(Stored records)
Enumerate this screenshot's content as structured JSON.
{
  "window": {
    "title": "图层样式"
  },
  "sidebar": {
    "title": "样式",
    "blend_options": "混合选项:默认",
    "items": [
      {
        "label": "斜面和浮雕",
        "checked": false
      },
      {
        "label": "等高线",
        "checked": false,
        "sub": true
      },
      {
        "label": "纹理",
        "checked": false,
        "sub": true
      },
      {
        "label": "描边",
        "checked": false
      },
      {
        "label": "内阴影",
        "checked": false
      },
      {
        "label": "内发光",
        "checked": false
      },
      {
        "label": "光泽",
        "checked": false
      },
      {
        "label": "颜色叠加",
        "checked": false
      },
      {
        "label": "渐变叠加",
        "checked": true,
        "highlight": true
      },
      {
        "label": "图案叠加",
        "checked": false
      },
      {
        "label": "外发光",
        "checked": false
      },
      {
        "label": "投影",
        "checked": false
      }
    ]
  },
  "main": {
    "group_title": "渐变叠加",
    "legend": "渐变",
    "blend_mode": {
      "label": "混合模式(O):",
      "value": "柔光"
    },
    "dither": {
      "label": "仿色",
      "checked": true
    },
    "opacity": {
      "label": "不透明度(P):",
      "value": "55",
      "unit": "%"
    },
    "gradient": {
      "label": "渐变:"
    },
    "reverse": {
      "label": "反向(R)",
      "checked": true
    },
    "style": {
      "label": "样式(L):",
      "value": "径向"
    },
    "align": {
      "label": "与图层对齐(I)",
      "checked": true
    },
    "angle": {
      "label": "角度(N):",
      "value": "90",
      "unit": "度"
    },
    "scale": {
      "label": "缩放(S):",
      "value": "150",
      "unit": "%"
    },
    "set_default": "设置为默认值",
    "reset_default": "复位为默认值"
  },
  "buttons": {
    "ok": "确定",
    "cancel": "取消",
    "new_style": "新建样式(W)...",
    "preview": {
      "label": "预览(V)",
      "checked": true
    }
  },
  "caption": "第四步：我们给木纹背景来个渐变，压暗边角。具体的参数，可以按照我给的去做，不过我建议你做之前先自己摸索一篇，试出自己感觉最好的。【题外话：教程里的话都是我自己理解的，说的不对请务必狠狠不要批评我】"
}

*Exercise brief*. Please output every record, keeping each line exact.

*Correct response*.
Enumerate this screenshot's content as structured JSON.
{
  "window": {
    "title": "图层样式"
  },
  "sidebar": {
    "title": "样式",
    "blend_options": "混合选项:默认",
    "items": [
      {
        "label": "斜面和浮雕",
        "checked": false
      },
      {
        "label": "等高线",
        "checked": false,
        "sub": true
      },
      {
        "label": "纹理",
        "checked": false,
        "sub": true
      },
      {
        "label": "描边",
        "checked": false
      },
      {
        "label": "内阴影",
        "checked": false
      },
      {
        "label": "内发光",
        "checked": false
      },
      {
        "label": "光泽",
        "checked": false
      },
      {
        "label": "颜色叠加",
        "checked": false
      },
      {
        "label": "渐变叠加",
        "checked": true,
        "highlight": true
      },
      {
        "label": "图案叠加",
        "checked": false
      },
      {
        "label": "外发光",
        "checked": false
      },
      {
        "label": "投影",
        "checked": false
      }
    ]
  },
  "main": {
    "group_title": "渐变叠加",
    "legend": "渐变",
    "blend_mode": {
      "label": "混合模式(O):",
      "value": "柔光"
    },
    "dither": {
      "label": "仿色",
      "checked": true
    },
    "opacity": {
      "label": "不透明度(P):",
      "value": "55",
      "unit": "%"
    },
    "gradient": {
      "label": "渐变:"
    },
    "reverse": {
      "label": "反向(R)",
      "checked": true
    },
    "style": {
      "label": "样式(L):",
      "value": "径向"
    },
    "align": {
      "label": "与图层对齐(I)",
      "checked": true
    },
    "angle": {
      "label": "角度(N):",
      "value": "90",
      "unit": "度"
    },
    "scale": {
      "label": "缩放(S):",
      "value": "150",
      "unit": "%"
    },
    "set_default": "设置为默认值",
    "reset_default": "复位为默认值"
  },
  "buttons": {
    "ok": "确定",
    "cancel": "取消",
    "new_style": "新建样式(W)...",
    "preview": {
      "label": "预览(V)",
      "checked": true
    }
  },
  "caption": "第四步：我们给木纹背景来个渐变，压暗边角。具体的参数，可以按照我给的去做，不过我建议你做之前先自己摸索一篇，试出自己感觉最好的。【题外话：教程里的话都是我自己理解的，说的不对请务必狠狠不要批评我】"
}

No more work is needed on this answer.